Document layout detection data
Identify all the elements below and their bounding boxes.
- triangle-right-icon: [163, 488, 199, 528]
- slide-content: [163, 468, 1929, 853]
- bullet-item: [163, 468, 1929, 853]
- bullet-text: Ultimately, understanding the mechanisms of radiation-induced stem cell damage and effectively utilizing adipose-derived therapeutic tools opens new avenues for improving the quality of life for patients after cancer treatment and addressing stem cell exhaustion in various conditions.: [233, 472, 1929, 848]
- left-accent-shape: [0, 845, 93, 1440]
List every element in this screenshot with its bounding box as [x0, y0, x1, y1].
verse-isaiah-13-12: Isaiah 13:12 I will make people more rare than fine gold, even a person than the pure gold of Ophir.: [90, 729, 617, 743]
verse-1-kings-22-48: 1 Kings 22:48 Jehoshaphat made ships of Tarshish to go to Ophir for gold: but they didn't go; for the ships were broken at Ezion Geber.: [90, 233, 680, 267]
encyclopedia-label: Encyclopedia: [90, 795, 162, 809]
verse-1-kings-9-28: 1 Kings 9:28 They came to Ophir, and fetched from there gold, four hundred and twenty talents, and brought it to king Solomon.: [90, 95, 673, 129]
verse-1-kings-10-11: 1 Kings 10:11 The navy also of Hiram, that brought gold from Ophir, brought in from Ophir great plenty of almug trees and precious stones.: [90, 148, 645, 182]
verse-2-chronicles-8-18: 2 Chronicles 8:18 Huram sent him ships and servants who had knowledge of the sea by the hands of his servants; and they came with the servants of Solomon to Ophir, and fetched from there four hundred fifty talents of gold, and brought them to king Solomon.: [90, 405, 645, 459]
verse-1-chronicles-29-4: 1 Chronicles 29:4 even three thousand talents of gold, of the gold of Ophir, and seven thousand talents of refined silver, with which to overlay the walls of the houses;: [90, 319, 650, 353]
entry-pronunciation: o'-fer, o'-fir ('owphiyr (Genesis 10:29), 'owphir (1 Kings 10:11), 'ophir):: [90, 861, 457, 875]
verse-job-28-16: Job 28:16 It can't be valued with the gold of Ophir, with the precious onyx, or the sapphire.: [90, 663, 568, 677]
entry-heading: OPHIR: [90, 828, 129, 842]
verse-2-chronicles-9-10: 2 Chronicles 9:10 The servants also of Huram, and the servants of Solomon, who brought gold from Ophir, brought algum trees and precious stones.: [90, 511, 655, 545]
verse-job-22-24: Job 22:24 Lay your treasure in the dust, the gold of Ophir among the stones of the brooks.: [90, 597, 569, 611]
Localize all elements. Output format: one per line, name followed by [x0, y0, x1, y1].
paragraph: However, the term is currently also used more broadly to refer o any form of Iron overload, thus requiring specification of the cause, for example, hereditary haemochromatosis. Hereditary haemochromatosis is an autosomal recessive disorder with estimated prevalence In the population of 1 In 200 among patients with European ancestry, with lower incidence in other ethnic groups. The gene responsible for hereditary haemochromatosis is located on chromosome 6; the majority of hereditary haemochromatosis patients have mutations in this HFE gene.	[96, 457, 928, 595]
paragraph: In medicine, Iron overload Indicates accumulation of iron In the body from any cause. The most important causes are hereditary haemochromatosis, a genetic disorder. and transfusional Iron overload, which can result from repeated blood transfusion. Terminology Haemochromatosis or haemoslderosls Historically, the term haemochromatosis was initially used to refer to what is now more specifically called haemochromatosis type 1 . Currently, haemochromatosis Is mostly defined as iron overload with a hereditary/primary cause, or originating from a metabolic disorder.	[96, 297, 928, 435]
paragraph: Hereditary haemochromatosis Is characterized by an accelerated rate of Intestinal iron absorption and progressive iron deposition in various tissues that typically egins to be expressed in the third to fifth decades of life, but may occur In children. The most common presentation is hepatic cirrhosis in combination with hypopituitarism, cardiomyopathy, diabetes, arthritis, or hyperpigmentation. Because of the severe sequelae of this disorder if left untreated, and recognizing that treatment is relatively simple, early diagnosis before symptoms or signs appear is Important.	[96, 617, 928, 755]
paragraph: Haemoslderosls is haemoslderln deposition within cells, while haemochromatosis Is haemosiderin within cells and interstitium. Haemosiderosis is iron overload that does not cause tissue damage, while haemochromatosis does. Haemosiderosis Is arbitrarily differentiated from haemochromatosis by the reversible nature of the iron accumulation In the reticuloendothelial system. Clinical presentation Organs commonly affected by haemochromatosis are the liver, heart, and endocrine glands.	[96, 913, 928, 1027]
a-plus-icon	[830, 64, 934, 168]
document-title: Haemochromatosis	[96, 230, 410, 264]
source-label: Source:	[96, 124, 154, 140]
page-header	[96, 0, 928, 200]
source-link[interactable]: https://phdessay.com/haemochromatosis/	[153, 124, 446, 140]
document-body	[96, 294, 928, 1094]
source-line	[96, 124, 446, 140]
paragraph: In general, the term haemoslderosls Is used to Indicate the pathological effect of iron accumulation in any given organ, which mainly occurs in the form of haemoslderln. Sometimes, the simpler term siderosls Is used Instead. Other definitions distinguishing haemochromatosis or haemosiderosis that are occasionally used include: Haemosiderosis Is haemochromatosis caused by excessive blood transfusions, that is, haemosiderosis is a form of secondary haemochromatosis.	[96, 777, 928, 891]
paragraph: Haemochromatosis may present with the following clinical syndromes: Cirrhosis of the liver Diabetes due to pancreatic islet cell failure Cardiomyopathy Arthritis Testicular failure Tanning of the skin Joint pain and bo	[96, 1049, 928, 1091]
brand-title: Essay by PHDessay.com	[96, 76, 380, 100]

TASK OBJECTIVE: Every piece of the data is to be set down again exactly.

THE COMPLETED TASK:
Identify all the elements below and their bounding boxes.
- triangle-right-icon: [163, 488, 199, 528]
- slide-content: [163, 468, 1929, 853]
- bullet-item: [163, 468, 1929, 853]
- bullet-text: Ultimately, understanding the mechanisms of radiation-induced stem cell damage and effectively utilizing adipose-derived therapeutic tools opens new avenues for improving the quality of life for patients after cancer treatment and addressing stem cell exhaustion in various conditions.: [233, 472, 1929, 848]
- left-accent-shape: [0, 845, 93, 1440]
List every element in this screenshot with its bounding box as [x0, y0, x1, y1].
verse-isaiah-13-12: Isaiah 13:12 I will make people more rare than fine gold, even a person than the pure gold of Ophir.: [90, 729, 617, 743]
verse-1-kings-22-48: 1 Kings 22:48 Jehoshaphat made ships of Tarshish to go to Ophir for gold: but they didn't go; for the ships were broken at Ezion Geber.: [90, 233, 680, 267]
encyclopedia-label: Encyclopedia: [90, 795, 162, 809]
verse-1-kings-9-28: 1 Kings 9:28 They came to Ophir, and fetched from there gold, four hundred and twenty talents, and brought it to king Solomon.: [90, 95, 673, 129]
verse-1-kings-10-11: 1 Kings 10:11 The navy also of Hiram, that brought gold from Ophir, brought in from Ophir great plenty of almug trees and precious stones.: [90, 148, 645, 182]
verse-2-chronicles-8-18: 2 Chronicles 8:18 Huram sent him ships and servants who had knowledge of the sea by the hands of his servants; and they came with the servants of Solomon to Ophir, and fetched from there four hundred fifty talents of gold, and brought them to king Solomon.: [90, 405, 645, 459]
verse-1-chronicles-29-4: 1 Chronicles 29:4 even three thousand talents of gold, of the gold of Ophir, and seven thousand talents of refined silver, with which to overlay the walls of the houses;: [90, 319, 650, 353]
entry-pronunciation: o'-fer, o'-fir ('owphiyr (Genesis 10:29), 'owphir (1 Kings 10:11), 'ophir):: [90, 861, 457, 875]
verse-job-28-16: Job 28:16 It can't be valued with the gold of Ophir, with the precious onyx, or the sapphire.: [90, 663, 568, 677]
entry-heading: OPHIR: [90, 828, 129, 842]
verse-2-chronicles-9-10: 2 Chronicles 9:10 The servants also of Huram, and the servants of Solomon, who brought gold from Ophir, brought algum trees and precious stones.: [90, 511, 655, 545]
verse-job-22-24: Job 22:24 Lay your treasure in the dust, the gold of Ophir among the stones of the brooks.: [90, 597, 569, 611]
Localize all elements. Output format: one per line, name followed by [x0, y0, x1, y1].
paragraph: However, the term is currently also used more broadly to refer o any form of Iron overload, thus requiring specification of the cause, for example, hereditary haemochromatosis. Hereditary haemochromatosis is an autosomal recessive disorder with estimated prevalence In the population of 1 In 200 among patients with European ancestry, with lower incidence in other ethnic groups. The gene responsible for hereditary haemochromatosis is located on chromosome 6; the majority of hereditary haemochromatosis patients have mutations in this HFE gene.	[96, 457, 928, 595]
paragraph: In medicine, Iron overload Indicates accumulation of iron In the body from any cause. The most important causes are hereditary haemochromatosis, a genetic disorder. and transfusional Iron overload, which can result from repeated blood transfusion. Terminology Haemochromatosis or haemoslderosls Historically, the term haemochromatosis was initially used to refer to what is now more specifically called haemochromatosis type 1 . Currently, haemochromatosis Is mostly defined as iron overload with a hereditary/primary cause, or originating from a metabolic disorder.	[96, 297, 928, 435]
paragraph: Hereditary haemochromatosis Is characterized by an accelerated rate of Intestinal iron absorption and progressive iron deposition in various tissues that typically egins to be expressed in the third to fifth decades of life, but may occur In children. The most common presentation is hepatic cirrhosis in combination with hypopituitarism, cardiomyopathy, diabetes, arthritis, or hyperpigmentation. Because of the severe sequelae of this disorder if left untreated, and recognizing that treatment is relatively simple, early diagnosis before symptoms or signs appear is Important.	[96, 617, 928, 755]
paragraph: Haemoslderosls is haemoslderln deposition within cells, while haemochromatosis Is haemosiderin within cells and interstitium. Haemosiderosis is iron overload that does not cause tissue damage, while haemochromatosis does. Haemosiderosis Is arbitrarily differentiated from haemochromatosis by the reversible nature of the iron accumulation In the reticuloendothelial system. Clinical presentation Organs commonly affected by haemochromatosis are the liver, heart, and endocrine glands.	[96, 913, 928, 1027]
a-plus-icon	[830, 64, 934, 168]
document-title: Haemochromatosis	[96, 230, 410, 264]
source-label: Source:	[96, 124, 154, 140]
page-header	[96, 0, 928, 200]
source-link[interactable]: https://phdessay.com/haemochromatosis/	[153, 124, 446, 140]
document-body	[96, 294, 928, 1094]
source-line	[96, 124, 446, 140]
paragraph: In general, the term haemoslderosls Is used to Indicate the pathological effect of iron accumulation in any given organ, which mainly occurs in the form of haemoslderln. Sometimes, the simpler term siderosls Is used Instead. Other definitions distinguishing haemochromatosis or haemosiderosis that are occasionally used include: Haemosiderosis Is haemochromatosis caused by excessive blood transfusions, that is, haemosiderosis is a form of secondary haemochromatosis.	[96, 777, 928, 891]
paragraph: Haemochromatosis may present with the following clinical syndromes: Cirrhosis of the liver Diabetes due to pancreatic islet cell failure Cardiomyopathy Arthritis Testicular failure Tanning of the skin Joint pain and bo	[96, 1049, 928, 1091]
brand-title: Essay by PHDessay.com	[96, 76, 380, 100]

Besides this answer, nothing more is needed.